---------- Input for this task ----------

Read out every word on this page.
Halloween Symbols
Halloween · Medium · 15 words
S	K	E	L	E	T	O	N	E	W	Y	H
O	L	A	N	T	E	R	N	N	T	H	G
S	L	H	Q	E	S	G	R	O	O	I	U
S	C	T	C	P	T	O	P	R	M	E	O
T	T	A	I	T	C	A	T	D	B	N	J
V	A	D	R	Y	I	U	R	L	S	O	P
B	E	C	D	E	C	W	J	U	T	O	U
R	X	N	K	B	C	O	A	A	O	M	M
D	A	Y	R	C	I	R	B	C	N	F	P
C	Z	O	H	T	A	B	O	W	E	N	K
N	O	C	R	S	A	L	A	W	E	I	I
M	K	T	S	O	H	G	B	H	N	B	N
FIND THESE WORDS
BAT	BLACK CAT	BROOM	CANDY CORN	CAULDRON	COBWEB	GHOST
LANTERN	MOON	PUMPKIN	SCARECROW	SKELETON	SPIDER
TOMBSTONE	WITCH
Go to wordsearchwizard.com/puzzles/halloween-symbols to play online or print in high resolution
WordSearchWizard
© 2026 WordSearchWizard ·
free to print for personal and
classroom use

----------

## Task to complete
Exact copies of all the records are required.

## Output of the task
Read out every word on this page.
Halloween Symbols
Halloween · Medium · 15 words
S	K	E	L	E	T	O	N	E	W	Y	H
O	L	A	N	T	E	R	N	N	T	H	G
S	L	H	Q	E	S	G	R	O	O	I	U
S	C	T	C	P	T	O	P	R	M	E	O
T	T	A	I	T	C	A	T	D	B	N	J
V	A	D	R	Y	I	U	R	L	S	O	P
B	E	C	D	E	C	W	J	U	T	O	U
R	X	N	K	B	C	O	A	A	O	M	M
D	A	Y	R	C	I	R	B	C	N	F	P
C	Z	O	H	T	A	B	O	W	E	N	K
N	O	C	R	S	A	L	A	W	E	I	I
M	K	T	S	O	H	G	B	H	N	B	N
FIND THESE WORDS
BAT	BLACK CAT	BROOM	CANDY CORN	CAULDRON	COBWEB	GHOST
LANTERN	MOON	PUMPKIN	SCARECROW	SKELETON	SPIDER
TOMBSTONE	WITCH
Go to wordsearchwizard.com/puzzles/halloween-symbols to play online or print in high resolution
WordSearchWizard
© 2026 WordSearchWizard ·
free to print for personal and
classroom use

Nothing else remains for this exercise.